• _Task_: Please carry on the reviews of Johnny Cash's "American V: A Hundred Highways" past their last sentence.

##### Supplied passage #####

These songs were recorded near the end of John's life. His voice is often weak and faltering but that somehow makes these performances even more profound. All of his American label albums are worth owning. This one has the great song: "God's Gonna Cut You Down" which is worth the price all by itself. If you're new to the works of Johnny Cash I recommend you start with the great Bear Family box sets, but you will eventually work your way to this album. Mr. Cash is greatly missed, but his influence on the music of the United States (and elsewhere) is incredibly strong even today,
It's surprising to me that "American V: A Hundred Highways" debuted at the top of the Billboard pop album charts, despite the fact that in some circles this disc had been eagerly anticipated since Johnny Cash's death in 2003. This is not an easy, superficial listen. The record is downbeat musically, with spare, elegiac arrangements--the fire-and-brimstone "God's Gonna Cut You Down" is about as rousing as this disc gets. The effects of age and illness on Cash's body and his voice are painfully obvious in some tracks. Then there's the CD's underlying theme, which emerges as a subtext even if it's not stated explicitly: reaching the end of the line, alone (Cash lost his beloved June shortly before he taped these songs), knowing that you're powerless to duck your mortality, and finding the grace to accept the inevitable and prepare to meet your Maker. It's somber stuff, and poignant--but thanks to the singer's dignity and generosity, it never feels either morbid or maudlin. In fact, it feels more like an example for the rest of us to follow when the time comes. I give this five stars not for technical perfection--Cash was never a polished vocalist, even at his peak--but for the depth of honesty and communication the Man in Black attained here, helped considerably by producer Rick Rubin (who showed a master's hand in choosing the dozen tracks here out of the 50 or so he and Cash recorded in the singer's last few months). Sad to say, there's very little music-making that's this real anymore.

##### Recorded information #####

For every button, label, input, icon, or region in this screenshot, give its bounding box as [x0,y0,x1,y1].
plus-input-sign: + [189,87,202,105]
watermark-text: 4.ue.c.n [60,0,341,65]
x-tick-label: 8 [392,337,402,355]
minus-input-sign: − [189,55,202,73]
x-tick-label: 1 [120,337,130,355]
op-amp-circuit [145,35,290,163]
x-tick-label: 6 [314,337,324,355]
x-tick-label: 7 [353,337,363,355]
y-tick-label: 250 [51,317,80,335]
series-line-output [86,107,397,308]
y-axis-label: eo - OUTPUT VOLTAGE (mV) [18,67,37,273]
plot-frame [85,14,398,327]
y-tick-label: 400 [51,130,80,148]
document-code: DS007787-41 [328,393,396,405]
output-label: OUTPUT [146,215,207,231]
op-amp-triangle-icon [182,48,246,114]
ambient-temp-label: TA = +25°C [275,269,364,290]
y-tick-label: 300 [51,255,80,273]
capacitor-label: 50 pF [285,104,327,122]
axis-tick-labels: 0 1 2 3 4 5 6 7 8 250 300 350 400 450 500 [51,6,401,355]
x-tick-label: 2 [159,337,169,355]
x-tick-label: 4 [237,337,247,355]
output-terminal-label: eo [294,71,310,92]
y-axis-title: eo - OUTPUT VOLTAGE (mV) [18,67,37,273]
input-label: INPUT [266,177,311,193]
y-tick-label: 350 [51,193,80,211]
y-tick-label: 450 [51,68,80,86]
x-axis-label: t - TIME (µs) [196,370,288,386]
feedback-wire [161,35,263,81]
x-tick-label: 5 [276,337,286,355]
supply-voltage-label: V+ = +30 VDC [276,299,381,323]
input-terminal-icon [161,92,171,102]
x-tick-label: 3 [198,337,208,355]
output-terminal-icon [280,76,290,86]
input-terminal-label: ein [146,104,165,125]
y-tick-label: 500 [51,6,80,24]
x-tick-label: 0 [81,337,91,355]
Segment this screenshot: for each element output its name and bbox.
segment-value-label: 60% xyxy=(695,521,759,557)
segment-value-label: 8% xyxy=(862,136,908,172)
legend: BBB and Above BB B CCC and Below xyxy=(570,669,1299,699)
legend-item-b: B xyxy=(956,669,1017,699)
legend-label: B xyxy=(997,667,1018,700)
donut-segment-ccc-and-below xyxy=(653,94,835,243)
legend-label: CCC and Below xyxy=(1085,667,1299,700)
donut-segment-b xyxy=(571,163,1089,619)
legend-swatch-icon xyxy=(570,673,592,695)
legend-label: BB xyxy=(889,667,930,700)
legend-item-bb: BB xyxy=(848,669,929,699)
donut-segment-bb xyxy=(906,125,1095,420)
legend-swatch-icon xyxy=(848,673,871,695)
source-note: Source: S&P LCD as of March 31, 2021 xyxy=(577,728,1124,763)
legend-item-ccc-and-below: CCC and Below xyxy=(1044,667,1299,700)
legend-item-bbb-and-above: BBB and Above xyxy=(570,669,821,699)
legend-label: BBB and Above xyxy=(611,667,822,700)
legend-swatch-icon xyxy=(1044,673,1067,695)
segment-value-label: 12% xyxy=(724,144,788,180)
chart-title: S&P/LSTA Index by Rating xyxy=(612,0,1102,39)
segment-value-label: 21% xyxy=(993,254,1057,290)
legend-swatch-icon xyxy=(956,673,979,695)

#####

• _Response area_:
Johnny Cash is what Bobby Dylan called the "Norhtern Lights" of American song and I think he will be respected by everybody from all genres or at least should be. Literally, this a man on the edge--near death--and he is staring it in the face with songs like "Love Has Been Good To Me" and the metaphysical "I Came to Believe." Johnny Cash is clearly in pain but contented in peace, ready to go into "that good night" of death. We should be humbled by that. R.I.P. Johnny Cash.
Voice is aging but great interpretations of these songs. Very Good interpretation of "God's Gonna Cut You Down." Good overdubbing by Rick Rubin. Rubin proves himself to be a top notch producer with this record. He should be in the Rock Hall of Fame as a producer.